** Begin SOURCE DATA **
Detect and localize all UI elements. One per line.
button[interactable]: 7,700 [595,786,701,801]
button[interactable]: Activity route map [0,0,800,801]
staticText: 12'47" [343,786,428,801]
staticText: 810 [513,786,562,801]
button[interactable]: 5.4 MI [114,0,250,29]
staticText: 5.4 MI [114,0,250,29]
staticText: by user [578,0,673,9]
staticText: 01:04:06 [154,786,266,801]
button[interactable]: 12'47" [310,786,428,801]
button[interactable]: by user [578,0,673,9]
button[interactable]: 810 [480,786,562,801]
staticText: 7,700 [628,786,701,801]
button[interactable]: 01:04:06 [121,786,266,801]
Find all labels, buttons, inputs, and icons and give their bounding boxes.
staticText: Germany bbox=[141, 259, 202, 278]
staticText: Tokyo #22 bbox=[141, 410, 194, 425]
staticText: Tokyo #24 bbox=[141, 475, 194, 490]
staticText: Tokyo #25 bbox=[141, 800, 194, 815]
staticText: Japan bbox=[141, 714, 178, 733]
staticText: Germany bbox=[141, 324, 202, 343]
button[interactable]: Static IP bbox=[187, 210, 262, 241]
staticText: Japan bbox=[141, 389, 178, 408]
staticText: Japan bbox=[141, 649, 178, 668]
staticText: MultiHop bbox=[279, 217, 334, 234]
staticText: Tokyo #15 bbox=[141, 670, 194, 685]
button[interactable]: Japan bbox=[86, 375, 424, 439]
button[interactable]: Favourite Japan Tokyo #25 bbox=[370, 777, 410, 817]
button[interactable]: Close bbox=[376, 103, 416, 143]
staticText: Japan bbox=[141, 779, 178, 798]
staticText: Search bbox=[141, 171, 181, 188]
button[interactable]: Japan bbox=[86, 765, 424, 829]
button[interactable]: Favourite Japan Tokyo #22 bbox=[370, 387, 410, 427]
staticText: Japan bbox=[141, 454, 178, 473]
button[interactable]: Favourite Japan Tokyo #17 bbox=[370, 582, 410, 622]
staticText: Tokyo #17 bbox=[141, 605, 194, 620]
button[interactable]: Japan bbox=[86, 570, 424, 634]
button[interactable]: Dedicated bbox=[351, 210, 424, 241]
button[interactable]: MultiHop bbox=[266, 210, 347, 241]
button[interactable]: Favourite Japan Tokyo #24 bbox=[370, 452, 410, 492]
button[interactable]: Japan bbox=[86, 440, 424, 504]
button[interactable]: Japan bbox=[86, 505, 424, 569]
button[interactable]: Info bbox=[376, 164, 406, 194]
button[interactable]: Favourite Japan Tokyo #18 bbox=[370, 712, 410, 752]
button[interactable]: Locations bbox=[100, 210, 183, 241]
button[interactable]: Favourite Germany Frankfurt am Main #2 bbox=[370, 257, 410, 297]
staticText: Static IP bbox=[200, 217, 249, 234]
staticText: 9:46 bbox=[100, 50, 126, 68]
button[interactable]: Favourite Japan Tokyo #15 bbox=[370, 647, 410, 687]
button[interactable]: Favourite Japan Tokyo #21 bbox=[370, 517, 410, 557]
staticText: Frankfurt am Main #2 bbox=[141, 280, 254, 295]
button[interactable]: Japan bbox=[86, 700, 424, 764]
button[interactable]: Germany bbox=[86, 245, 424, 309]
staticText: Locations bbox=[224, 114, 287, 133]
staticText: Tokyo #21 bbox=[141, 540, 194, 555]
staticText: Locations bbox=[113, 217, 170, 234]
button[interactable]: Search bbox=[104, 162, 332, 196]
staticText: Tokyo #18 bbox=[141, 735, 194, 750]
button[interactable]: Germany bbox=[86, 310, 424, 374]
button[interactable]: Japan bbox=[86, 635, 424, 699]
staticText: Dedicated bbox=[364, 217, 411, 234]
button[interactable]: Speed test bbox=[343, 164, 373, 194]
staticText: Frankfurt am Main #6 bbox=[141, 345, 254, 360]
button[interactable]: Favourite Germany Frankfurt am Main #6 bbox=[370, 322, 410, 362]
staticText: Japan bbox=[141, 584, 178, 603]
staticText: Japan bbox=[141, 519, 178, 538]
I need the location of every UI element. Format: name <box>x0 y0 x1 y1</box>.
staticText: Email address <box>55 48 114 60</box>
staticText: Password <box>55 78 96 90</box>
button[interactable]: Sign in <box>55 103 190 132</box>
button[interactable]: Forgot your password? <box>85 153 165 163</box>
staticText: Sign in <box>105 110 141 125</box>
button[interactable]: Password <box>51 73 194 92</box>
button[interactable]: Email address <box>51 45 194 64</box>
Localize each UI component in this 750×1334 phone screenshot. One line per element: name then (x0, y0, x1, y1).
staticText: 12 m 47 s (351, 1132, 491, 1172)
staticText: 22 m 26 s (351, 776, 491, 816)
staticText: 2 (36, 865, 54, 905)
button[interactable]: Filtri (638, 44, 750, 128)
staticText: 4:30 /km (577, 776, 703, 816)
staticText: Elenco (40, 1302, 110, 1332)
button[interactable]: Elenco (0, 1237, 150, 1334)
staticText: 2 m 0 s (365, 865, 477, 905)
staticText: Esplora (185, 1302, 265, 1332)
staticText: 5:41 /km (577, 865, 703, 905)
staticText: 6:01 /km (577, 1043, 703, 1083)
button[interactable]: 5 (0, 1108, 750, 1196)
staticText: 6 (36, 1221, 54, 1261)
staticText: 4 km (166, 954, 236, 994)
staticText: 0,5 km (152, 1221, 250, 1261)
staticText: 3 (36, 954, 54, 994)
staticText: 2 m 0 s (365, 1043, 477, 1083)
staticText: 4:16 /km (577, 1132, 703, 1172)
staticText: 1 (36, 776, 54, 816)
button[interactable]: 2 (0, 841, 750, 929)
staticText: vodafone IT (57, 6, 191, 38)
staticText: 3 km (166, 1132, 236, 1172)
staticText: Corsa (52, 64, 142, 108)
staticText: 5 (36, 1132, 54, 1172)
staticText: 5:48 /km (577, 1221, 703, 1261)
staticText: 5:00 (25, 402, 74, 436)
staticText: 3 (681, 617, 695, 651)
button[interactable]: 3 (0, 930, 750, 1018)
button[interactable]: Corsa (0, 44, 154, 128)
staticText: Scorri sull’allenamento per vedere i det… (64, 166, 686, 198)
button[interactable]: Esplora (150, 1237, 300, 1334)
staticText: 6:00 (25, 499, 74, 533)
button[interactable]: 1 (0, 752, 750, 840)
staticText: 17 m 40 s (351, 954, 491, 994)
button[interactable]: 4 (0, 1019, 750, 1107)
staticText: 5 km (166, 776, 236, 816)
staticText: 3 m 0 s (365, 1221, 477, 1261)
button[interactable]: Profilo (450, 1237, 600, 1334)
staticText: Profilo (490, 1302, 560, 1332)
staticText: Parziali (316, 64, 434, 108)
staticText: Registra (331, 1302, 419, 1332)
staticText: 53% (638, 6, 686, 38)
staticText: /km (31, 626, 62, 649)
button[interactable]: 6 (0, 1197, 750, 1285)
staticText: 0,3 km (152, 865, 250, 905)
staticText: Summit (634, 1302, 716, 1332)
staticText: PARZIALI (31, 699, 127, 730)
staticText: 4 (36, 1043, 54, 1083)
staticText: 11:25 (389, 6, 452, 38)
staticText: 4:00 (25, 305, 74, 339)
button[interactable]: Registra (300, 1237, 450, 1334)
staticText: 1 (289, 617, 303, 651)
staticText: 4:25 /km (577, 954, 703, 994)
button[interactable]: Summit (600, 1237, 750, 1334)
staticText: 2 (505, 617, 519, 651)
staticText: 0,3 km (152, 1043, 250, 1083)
** End SOURCE DATA **
• WHAT YOU WILL DO: Copy word for word the saved entries from the first line through the line containing "button[interactable]: Japan bbox=[86, 375, 424, 439]", including that line.

• SOLUTION:
Detect and localize all UI elements. One per line.
button[interactable]: 7,700 [595,786,701,801]
button[interactable]: Activity route map [0,0,800,801]
staticText: 12'47" [343,786,428,801]
staticText: 810 [513,786,562,801]
button[interactable]: 5.4 MI [114,0,250,29]
staticText: 5.4 MI [114,0,250,29]
staticText: by user [578,0,673,9]
staticText: 01:04:06 [154,786,266,801]
button[interactable]: 12'47" [310,786,428,801]
button[interactable]: by user [578,0,673,9]
button[interactable]: 810 [480,786,562,801]
staticText: 7,700 [628,786,701,801]
button[interactable]: 01:04:06 [121,786,266,801]
Find all labels, buttons, inputs, and icons and give their bounding boxes.
staticText: Germany bbox=[141, 259, 202, 278]
staticText: Tokyo #22 bbox=[141, 410, 194, 425]
staticText: Tokyo #24 bbox=[141, 475, 194, 490]
staticText: Tokyo #25 bbox=[141, 800, 194, 815]
staticText: Japan bbox=[141, 714, 178, 733]
staticText: Germany bbox=[141, 324, 202, 343]
button[interactable]: Static IP bbox=[187, 210, 262, 241]
staticText: Japan bbox=[141, 389, 178, 408]
staticText: Japan bbox=[141, 649, 178, 668]
staticText: MultiHop bbox=[279, 217, 334, 234]
staticText: Tokyo #15 bbox=[141, 670, 194, 685]
button[interactable]: Japan bbox=[86, 375, 424, 439]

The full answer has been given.